## [Given problem]
Using the listing below, report all lines holding the word "fought".

(Stored records)
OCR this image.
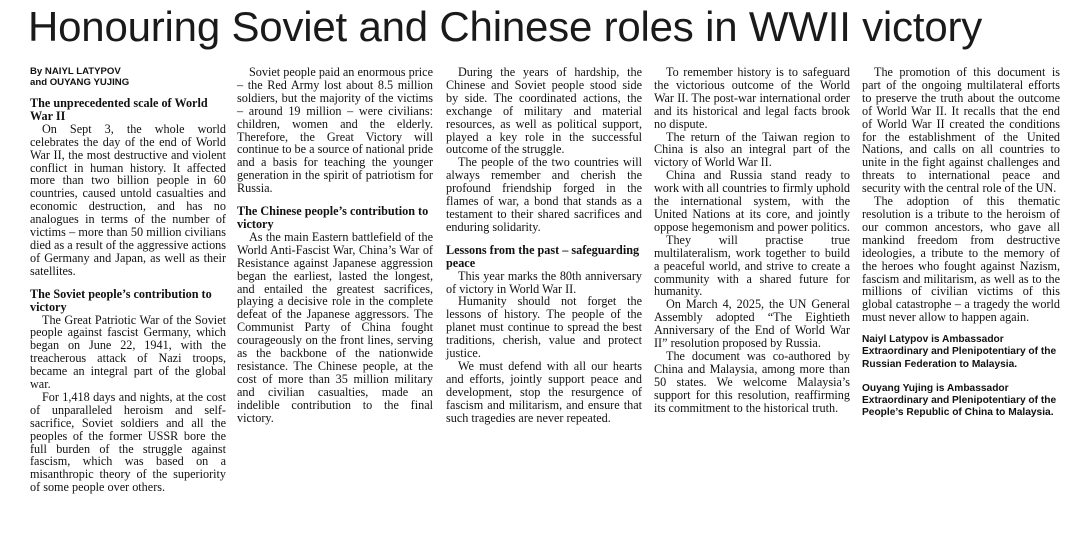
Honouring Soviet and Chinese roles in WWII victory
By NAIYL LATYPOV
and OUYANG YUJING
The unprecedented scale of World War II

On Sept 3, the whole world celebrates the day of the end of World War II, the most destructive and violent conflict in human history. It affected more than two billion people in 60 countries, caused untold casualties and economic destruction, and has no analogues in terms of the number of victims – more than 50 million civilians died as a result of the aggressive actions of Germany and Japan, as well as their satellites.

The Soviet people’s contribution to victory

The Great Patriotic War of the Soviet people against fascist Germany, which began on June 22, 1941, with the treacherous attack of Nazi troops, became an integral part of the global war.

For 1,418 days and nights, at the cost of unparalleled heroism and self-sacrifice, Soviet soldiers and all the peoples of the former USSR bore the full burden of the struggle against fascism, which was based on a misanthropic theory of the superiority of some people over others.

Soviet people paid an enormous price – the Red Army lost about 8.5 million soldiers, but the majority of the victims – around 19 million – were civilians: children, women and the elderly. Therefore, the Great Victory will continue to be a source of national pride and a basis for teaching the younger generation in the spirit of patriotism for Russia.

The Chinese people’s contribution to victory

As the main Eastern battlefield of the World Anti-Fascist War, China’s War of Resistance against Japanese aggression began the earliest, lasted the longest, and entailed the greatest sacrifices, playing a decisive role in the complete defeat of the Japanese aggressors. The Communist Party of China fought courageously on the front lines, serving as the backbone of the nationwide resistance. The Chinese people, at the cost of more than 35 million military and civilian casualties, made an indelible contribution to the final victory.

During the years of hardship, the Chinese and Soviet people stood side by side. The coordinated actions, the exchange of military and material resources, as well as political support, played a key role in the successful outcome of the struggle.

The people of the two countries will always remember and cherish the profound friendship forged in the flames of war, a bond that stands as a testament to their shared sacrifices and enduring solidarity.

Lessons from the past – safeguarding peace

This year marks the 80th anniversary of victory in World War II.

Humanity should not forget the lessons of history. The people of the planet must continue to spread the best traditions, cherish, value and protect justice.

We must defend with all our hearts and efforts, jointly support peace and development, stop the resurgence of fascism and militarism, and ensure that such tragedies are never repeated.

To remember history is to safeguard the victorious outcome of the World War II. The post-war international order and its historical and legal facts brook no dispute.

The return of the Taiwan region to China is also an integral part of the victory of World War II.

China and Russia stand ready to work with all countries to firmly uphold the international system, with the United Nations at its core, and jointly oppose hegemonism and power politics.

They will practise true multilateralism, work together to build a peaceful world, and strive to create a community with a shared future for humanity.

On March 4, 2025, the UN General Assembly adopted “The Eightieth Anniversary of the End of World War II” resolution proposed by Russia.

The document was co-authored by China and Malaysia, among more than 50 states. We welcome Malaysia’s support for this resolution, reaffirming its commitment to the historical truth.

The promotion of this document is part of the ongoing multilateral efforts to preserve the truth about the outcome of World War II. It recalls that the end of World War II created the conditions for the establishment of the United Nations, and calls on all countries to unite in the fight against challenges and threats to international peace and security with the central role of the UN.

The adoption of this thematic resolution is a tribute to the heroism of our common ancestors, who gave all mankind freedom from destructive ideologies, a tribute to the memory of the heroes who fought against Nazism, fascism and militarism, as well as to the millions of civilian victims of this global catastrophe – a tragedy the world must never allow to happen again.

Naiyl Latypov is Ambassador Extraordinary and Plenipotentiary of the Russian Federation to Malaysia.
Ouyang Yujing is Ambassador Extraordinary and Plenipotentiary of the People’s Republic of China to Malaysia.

...

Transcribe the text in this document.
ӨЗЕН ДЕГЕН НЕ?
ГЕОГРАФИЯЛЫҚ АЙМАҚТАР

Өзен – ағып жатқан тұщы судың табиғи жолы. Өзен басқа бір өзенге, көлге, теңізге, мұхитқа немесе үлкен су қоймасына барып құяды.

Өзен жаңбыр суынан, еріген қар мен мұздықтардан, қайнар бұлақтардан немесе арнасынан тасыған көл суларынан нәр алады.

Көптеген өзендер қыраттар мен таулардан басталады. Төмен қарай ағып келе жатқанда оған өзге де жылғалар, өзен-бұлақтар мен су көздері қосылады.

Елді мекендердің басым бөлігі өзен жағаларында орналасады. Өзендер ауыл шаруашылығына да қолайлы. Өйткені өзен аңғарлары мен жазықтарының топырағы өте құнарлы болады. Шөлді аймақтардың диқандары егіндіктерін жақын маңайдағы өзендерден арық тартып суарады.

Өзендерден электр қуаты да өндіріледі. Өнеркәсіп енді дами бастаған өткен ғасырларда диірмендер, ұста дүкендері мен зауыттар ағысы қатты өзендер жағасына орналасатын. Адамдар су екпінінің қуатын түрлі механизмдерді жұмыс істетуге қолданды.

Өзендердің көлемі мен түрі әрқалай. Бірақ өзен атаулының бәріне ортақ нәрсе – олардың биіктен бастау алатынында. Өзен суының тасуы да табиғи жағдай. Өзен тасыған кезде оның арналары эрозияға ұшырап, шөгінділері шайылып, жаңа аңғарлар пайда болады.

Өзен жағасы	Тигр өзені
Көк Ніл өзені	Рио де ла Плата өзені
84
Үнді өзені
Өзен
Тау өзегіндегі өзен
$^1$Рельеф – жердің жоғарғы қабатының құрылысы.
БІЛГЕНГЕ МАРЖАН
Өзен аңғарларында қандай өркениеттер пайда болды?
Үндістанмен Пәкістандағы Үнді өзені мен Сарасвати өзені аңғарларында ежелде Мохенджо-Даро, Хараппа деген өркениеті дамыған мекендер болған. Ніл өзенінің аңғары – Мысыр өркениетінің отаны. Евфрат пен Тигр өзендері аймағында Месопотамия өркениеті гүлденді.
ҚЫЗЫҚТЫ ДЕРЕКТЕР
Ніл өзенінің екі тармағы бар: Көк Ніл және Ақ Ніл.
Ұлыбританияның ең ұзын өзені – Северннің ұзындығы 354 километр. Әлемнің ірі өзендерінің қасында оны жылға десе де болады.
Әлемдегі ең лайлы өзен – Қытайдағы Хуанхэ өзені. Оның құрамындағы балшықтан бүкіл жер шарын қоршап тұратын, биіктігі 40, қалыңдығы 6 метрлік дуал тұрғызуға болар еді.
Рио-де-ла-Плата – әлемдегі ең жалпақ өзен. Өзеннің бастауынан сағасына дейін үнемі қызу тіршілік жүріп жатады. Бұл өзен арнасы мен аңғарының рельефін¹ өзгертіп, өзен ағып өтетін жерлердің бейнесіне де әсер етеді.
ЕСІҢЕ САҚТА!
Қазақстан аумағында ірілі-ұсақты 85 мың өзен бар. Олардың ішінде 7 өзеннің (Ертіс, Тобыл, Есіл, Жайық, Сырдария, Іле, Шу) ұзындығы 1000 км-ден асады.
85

## [Result of the exercise]
As the main Eastern battlefield of the World Anti-Fascist War, China’s War of Resistance against Japanese aggression began the earliest, lasted the longest, and entailed the greatest sacrifices, playing a decisive role in the complete defeat of the Japanese aggressors. The Communist Party of China fought courageously on the front lines, serving as the backbone of the nationwide resistance. The Chinese people, at the cost of more than 35 million military and civilian casualties, made an indelible contribution to the final victory.
The adoption of this thematic resolution is a tribute to the heroism of our common ancestors, who gave all mankind freedom from destructive ideologies, a tribute to the memory of the heroes who fought against Nazism, fascism and militarism, as well as to the millions of civilian victims of this global catastrophe – a tragedy the world must never allow to happen again.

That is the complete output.